What you need to do: Your task is to count the lines of the entries below that include the word "програми" and to give only the resulting number.

Dataset entries:

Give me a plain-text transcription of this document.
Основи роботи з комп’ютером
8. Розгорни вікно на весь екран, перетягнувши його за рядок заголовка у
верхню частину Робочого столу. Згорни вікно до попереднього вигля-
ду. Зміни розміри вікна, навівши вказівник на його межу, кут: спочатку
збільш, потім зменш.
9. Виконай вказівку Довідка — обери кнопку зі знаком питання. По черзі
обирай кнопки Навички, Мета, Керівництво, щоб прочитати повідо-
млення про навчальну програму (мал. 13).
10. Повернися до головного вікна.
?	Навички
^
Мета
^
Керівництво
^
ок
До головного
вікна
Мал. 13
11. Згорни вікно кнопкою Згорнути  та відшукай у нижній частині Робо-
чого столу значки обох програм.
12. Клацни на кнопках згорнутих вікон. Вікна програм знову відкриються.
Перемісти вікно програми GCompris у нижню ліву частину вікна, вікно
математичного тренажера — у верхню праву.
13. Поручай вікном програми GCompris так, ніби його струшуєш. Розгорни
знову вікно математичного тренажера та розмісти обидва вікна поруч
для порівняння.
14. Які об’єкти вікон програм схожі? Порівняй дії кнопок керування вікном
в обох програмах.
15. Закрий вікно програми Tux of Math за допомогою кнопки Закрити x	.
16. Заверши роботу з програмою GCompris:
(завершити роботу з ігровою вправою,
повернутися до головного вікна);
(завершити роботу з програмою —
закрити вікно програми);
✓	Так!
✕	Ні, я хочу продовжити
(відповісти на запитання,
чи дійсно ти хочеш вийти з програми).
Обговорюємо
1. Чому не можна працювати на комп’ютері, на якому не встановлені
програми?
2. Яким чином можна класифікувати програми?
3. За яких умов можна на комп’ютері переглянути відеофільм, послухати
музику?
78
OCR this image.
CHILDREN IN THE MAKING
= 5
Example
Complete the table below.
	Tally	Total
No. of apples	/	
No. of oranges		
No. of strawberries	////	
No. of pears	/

Completed task: 7